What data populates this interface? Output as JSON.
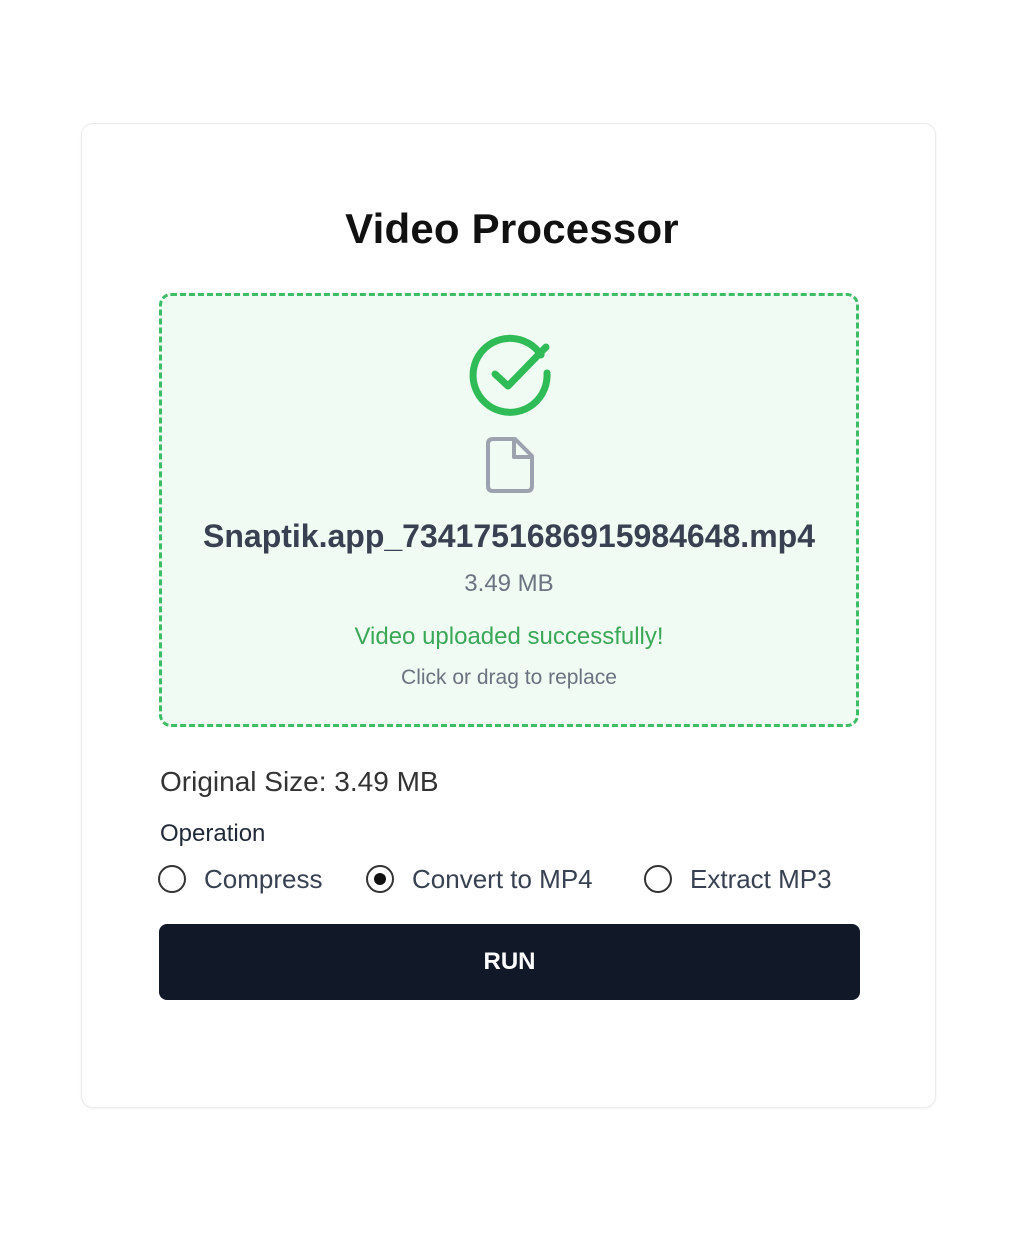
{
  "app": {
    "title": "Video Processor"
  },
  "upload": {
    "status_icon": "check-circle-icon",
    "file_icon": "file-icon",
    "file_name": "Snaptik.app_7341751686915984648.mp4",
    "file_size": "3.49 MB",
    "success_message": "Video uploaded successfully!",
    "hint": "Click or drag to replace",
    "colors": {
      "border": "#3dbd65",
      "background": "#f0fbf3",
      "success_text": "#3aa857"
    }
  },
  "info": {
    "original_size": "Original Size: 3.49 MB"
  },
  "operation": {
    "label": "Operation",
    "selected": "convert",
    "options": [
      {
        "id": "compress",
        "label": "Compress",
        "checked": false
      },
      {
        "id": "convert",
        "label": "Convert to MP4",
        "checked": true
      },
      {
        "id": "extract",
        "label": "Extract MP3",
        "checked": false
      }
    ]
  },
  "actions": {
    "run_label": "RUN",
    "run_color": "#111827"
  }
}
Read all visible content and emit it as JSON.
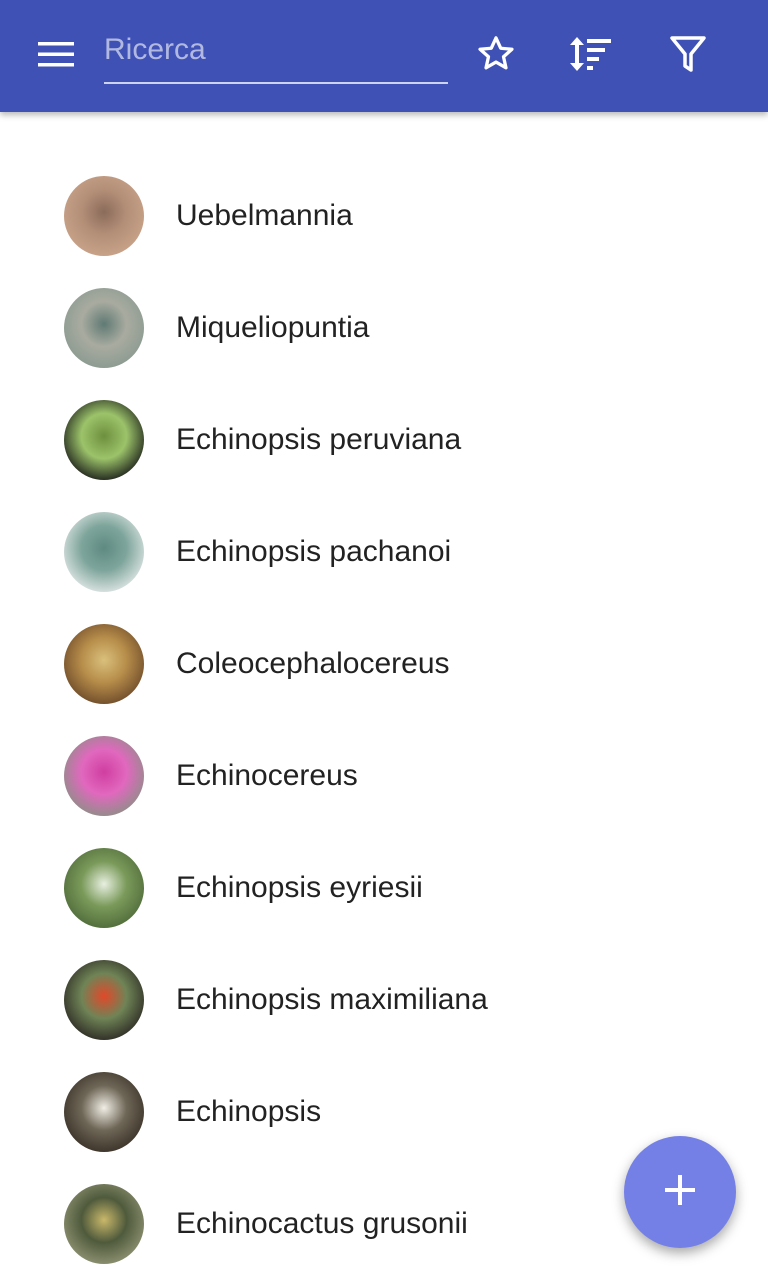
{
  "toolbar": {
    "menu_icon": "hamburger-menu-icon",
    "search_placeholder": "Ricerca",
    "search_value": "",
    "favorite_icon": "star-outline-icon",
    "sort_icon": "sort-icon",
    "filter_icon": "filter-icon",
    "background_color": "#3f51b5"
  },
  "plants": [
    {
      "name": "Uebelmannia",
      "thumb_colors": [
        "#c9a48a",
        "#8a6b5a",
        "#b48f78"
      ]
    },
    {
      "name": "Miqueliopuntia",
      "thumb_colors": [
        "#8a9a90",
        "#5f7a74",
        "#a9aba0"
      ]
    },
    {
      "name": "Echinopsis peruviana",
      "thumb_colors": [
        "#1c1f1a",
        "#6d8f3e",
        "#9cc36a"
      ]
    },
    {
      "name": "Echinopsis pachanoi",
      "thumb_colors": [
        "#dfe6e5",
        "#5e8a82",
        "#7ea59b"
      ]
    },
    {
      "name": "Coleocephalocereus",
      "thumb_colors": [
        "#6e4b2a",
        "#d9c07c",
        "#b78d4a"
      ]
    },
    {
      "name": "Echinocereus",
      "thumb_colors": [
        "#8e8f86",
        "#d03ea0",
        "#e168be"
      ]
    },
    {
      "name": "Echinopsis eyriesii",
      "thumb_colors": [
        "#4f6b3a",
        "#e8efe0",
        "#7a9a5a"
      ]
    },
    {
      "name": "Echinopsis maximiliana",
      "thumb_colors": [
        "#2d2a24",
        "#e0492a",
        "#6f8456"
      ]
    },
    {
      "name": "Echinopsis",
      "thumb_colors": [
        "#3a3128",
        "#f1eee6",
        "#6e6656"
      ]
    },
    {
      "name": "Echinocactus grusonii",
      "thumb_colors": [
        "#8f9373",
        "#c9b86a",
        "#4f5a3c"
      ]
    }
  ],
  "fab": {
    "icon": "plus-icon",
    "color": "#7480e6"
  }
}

┄┄┄┄┄┄┄┄┄┄

=== Work instructions ===
Find out how many lines in the listing contain the string "icon". Give the number alone.

=== Solution to the problem ===
7